_Prompt_:
Would you quote the material below in full and unchanged?
>>>
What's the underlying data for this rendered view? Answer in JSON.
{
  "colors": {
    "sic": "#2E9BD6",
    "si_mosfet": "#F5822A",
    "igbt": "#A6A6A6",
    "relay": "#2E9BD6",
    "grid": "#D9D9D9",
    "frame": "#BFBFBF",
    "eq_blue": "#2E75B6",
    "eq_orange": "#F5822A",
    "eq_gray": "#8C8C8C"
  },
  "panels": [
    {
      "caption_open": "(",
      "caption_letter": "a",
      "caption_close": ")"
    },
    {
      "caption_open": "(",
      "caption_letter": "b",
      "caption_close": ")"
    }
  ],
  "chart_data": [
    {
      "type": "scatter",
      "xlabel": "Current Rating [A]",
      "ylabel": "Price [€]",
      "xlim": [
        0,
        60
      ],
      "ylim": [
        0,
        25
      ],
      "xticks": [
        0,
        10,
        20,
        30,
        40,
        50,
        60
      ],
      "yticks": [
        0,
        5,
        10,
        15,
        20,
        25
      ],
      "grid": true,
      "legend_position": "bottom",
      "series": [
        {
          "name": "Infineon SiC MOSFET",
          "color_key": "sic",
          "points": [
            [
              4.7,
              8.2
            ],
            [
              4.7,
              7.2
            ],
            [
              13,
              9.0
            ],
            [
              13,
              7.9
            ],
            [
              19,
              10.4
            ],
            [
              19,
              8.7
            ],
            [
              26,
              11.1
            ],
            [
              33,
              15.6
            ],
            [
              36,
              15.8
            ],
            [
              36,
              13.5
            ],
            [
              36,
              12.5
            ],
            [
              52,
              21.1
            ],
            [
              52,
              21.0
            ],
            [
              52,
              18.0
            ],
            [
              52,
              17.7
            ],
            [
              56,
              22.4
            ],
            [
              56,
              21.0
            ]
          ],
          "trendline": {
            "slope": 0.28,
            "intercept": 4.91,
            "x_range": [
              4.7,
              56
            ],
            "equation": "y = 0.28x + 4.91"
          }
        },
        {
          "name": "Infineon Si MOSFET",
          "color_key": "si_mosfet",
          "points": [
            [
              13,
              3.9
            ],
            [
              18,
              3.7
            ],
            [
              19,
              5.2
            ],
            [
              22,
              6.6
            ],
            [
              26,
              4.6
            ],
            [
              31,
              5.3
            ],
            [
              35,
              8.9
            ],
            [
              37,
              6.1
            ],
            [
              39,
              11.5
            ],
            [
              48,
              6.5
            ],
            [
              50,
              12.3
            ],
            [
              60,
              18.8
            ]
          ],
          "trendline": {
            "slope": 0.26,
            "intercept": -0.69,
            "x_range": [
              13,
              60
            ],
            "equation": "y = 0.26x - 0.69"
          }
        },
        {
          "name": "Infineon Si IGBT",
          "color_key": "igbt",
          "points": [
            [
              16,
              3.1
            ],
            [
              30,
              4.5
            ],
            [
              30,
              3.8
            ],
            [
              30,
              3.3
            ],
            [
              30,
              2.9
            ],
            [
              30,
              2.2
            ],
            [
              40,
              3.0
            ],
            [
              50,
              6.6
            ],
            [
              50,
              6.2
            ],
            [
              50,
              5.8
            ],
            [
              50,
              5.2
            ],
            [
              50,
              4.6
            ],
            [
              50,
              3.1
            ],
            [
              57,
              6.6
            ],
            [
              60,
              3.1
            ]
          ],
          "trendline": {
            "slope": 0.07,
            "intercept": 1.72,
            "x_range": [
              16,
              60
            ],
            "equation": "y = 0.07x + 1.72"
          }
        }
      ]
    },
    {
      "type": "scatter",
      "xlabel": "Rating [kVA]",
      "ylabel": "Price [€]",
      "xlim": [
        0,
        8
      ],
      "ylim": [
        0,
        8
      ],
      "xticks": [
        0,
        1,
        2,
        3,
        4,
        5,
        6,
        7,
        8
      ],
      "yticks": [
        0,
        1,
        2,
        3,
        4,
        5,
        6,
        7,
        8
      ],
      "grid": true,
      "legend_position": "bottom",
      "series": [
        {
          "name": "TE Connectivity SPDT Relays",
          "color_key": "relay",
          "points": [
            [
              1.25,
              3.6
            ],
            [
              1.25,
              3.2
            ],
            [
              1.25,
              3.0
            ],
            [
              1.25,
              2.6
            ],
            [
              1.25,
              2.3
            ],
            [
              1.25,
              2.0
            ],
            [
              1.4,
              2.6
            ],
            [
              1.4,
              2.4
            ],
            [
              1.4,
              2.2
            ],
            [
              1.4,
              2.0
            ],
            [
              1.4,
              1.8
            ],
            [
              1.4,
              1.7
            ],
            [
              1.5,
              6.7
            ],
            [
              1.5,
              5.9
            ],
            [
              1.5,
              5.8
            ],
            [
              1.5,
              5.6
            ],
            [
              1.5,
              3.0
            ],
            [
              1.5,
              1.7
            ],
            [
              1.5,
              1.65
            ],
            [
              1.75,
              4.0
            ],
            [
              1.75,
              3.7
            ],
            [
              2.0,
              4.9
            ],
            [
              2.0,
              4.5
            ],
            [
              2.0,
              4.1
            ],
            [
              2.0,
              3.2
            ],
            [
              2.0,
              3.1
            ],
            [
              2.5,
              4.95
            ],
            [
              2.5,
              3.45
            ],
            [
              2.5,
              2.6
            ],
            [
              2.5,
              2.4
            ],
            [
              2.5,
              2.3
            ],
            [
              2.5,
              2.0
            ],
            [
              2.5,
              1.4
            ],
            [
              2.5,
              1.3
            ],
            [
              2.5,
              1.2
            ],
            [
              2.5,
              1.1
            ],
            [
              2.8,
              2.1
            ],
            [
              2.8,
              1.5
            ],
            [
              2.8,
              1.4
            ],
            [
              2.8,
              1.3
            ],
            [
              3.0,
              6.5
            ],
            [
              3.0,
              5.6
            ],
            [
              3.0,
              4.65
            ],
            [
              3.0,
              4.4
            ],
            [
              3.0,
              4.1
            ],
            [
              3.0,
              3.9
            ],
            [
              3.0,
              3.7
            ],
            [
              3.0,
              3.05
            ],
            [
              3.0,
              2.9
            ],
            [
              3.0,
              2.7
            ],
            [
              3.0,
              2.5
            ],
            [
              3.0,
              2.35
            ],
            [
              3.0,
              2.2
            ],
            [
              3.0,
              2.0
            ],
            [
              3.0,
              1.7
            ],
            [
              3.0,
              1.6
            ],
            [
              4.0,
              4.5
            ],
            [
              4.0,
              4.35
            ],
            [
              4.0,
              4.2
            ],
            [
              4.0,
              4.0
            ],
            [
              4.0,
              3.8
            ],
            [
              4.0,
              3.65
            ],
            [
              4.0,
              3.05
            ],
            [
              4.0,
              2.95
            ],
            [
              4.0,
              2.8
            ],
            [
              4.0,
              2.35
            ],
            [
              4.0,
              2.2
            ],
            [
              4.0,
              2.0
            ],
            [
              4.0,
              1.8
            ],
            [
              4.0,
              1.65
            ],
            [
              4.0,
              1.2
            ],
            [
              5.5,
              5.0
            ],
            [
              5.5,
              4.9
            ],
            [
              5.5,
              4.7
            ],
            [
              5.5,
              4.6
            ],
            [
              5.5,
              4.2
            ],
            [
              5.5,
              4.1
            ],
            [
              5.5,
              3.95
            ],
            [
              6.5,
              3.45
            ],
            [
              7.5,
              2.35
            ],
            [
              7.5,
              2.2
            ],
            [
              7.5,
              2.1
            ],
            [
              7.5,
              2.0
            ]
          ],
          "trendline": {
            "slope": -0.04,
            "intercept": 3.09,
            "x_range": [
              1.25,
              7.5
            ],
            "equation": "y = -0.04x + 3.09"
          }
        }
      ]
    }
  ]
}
<<<
_Exercise response_:
What's the underlying data for this rendered view? Answer in JSON.
{
  "colors": {
    "sic": "#2E9BD6",
    "si_mosfet": "#F5822A",
    "igbt": "#A6A6A6",
    "relay": "#2E9BD6",
    "grid": "#D9D9D9",
    "frame": "#BFBFBF",
    "eq_blue": "#2E75B6",
    "eq_orange": "#F5822A",
    "eq_gray": "#8C8C8C"
  },
  "panels": [
    {
      "caption_open": "(",
      "caption_letter": "a",
      "caption_close": ")"
    },
    {
      "caption_open": "(",
      "caption_letter": "b",
      "caption_close": ")"
    }
  ],
  "chart_data": [
    {
      "type": "scatter",
      "xlabel": "Current Rating [A]",
      "ylabel": "Price [€]",
      "xlim": [
        0,
        60
      ],
      "ylim": [
        0,
        25
      ],
      "xticks": [
        0,
        10,
        20,
        30,
        40,
        50,
        60
      ],
      "yticks": [
        0,
        5,
        10,
        15,
        20,
        25
      ],
      "grid": true,
      "legend_position": "bottom",
      "series": [
        {
          "name": "Infineon SiC MOSFET",
          "color_key": "sic",
          "points": [
            [
              4.7,
              8.2
            ],
            [
              4.7,
              7.2
            ],
            [
              13,
              9.0
            ],
            [
              13,
              7.9
            ],
            [
              19,
              10.4
            ],
            [
              19,
              8.7
            ],
            [
              26,
              11.1
            ],
            [
              33,
              15.6
            ],
            [
              36,
              15.8
            ],
            [
              36,
              13.5
            ],
            [
              36,
              12.5
            ],
            [
              52,
              21.1
            ],
            [
              52,
              21.0
            ],
            [
              52,
              18.0
            ],
            [
              52,
              17.7
            ],
            [
              56,
              22.4
            ],
            [
              56,
              21.0
            ]
          ],
          "trendline": {
            "slope": 0.28,
            "intercept": 4.91,
            "x_range": [
              4.7,
              56
            ],
            "equation": "y = 0.28x + 4.91"
          }
        },
        {
          "name": "Infineon Si MOSFET",
          "color_key": "si_mosfet",
          "points": [
            [
              13,
              3.9
            ],
            [
              18,
              3.7
            ],
            [
              19,
              5.2
            ],
            [
              22,
              6.6
            ],
            [
              26,
              4.6
            ],
            [
              31,
              5.3
            ],
            [
              35,
              8.9
            ],
            [
              37,
              6.1
            ],
            [
              39,
              11.5
            ],
            [
              48,
              6.5
            ],
            [
              50,
              12.3
            ],
            [
              60,
              18.8
            ]
          ],
          "trendline": {
            "slope": 0.26,
            "intercept": -0.69,
            "x_range": [
              13,
              60
            ],
            "equation": "y = 0.26x - 0.69"
          }
        },
        {
          "name": "Infineon Si IGBT",
          "color_key": "igbt",
          "points": [
            [
              16,
              3.1
            ],
            [
              30,
              4.5
            ],
            [
              30,
              3.8
            ],
            [
              30,
              3.3
            ],
            [
              30,
              2.9
            ],
            [
              30,
              2.2
            ],
            [
              40,
              3.0
            ],
            [
              50,
              6.6
            ],
            [
              50,
              6.2
            ],
            [
              50,
              5.8
            ],
            [
              50,
              5.2
            ],
            [
              50,
              4.6
            ],
            [
              50,
              3.1
            ],
            [
              57,
              6.6
            ],
            [
              60,
              3.1
            ]
          ],
          "trendline": {
            "slope": 0.07,
            "intercept": 1.72,
            "x_range": [
              16,
              60
            ],
            "equation": "y = 0.07x + 1.72"
          }
        }
      ]
    },
    {
      "type": "scatter",
      "xlabel": "Rating [kVA]",
      "ylabel": "Price [€]",
      "xlim": [
        0,
        8
      ],
      "ylim": [
        0,
        8
      ],
      "xticks": [
        0,
        1,
        2,
        3,
        4,
        5,
        6,
        7,
        8
      ],
      "yticks": [
        0,
        1,
        2,
        3,
        4,
        5,
        6,
        7,
        8
      ],
      "grid": true,
      "legend_position": "bottom",
      "series": [
        {
          "name": "TE Connectivity SPDT Relays",
          "color_key": "relay",
          "points": [
            [
              1.25,
              3.6
            ],
            [
              1.25,
              3.2
            ],
            [
              1.25,
              3.0
            ],
            [
              1.25,
              2.6
            ],
            [
              1.25,
              2.3
            ],
            [
              1.25,
              2.0
            ],
            [
              1.4,
              2.6
            ],
            [
              1.4,
              2.4
            ],
            [
              1.4,
              2.2
            ],
            [
              1.4,
              2.0
            ],
            [
              1.4,
              1.8
            ],
            [
              1.4,
              1.7
            ],
            [
              1.5,
              6.7
            ],
            [
              1.5,
              5.9
            ],
            [
              1.5,
              5.8
            ],
            [
              1.5,
              5.6
            ],
            [
              1.5,
              3.0
            ],
            [
              1.5,
              1.7
            ],
            [
              1.5,
              1.65
            ],
            [
              1.75,
              4.0
            ],
            [
              1.75,
              3.7
            ],
            [
              2.0,
              4.9
            ],
            [
              2.0,
              4.5
            ],
            [
              2.0,
              4.1
            ],
            [
              2.0,
              3.2
            ],
            [
              2.0,
              3.1
            ],
            [
              2.5,
              4.95
            ],
            [
              2.5,
              3.45
            ],
            [
              2.5,
              2.6
            ],
            [
              2.5,
              2.4
            ],
            [
              2.5,
              2.3
            ],
            [
              2.5,
              2.0
            ],
            [
              2.5,
              1.4
            ],
            [
              2.5,
              1.3
            ],
            [
              2.5,
              1.2
            ],
            [
              2.5,
              1.1
            ],
            [
              2.8,
              2.1
            ],
            [
              2.8,
              1.5
            ],
            [
              2.8,
              1.4
            ],
            [
              2.8,
              1.3
            ],
            [
              3.0,
              6.5
            ],
            [
              3.0,
              5.6
            ],
            [
              3.0,
              4.65
            ],
            [
              3.0,
              4.4
            ],
            [
              3.0,
              4.1
            ],
            [
              3.0,
              3.9
            ],
            [
              3.0,
              3.7
            ],
            [
              3.0,
              3.05
            ],
            [
              3.0,
              2.9
            ],
            [
              3.0,
              2.7
            ],
            [
              3.0,
              2.5
            ],
            [
              3.0,
              2.35
            ],
            [
              3.0,
              2.2
            ],
            [
              3.0,
              2.0
            ],
            [
              3.0,
              1.7
            ],
            [
              3.0,
              1.6
            ],
            [
              4.0,
              4.5
            ],
            [
              4.0,
              4.35
            ],
            [
              4.0,
              4.2
            ],
            [
              4.0,
              4.0
            ],
            [
              4.0,
              3.8
            ],
            [
              4.0,
              3.65
            ],
            [
              4.0,
              3.05
            ],
            [
              4.0,
              2.95
            ],
            [
              4.0,
              2.8
            ],
            [
              4.0,
              2.35
            ],
            [
              4.0,
              2.2
            ],
            [
              4.0,
              2.0
            ],
            [
              4.0,
              1.8
            ],
            [
              4.0,
              1.65
            ],
            [
              4.0,
              1.2
            ],
            [
              5.5,
              5.0
            ],
            [
              5.5,
              4.9
            ],
            [
              5.5,
              4.7
            ],
            [
              5.5,
              4.6
            ],
            [
              5.5,
              4.2
            ],
            [
              5.5,
              4.1
            ],
            [
              5.5,
              3.95
            ],
            [
              6.5,
              3.45
            ],
            [
              7.5,
              2.35
            ],
            [
              7.5,
              2.2
            ],
            [
              7.5,
              2.1
            ],
            [
              7.5,
              2.0
            ]
          ],
          "trendline": {
            "slope": -0.04,
            "intercept": 3.09,
            "x_range": [
              1.25,
              7.5
            ],
            "equation": "y = -0.04x + 3.09"
          }
        }
      ]
    }
  ]
}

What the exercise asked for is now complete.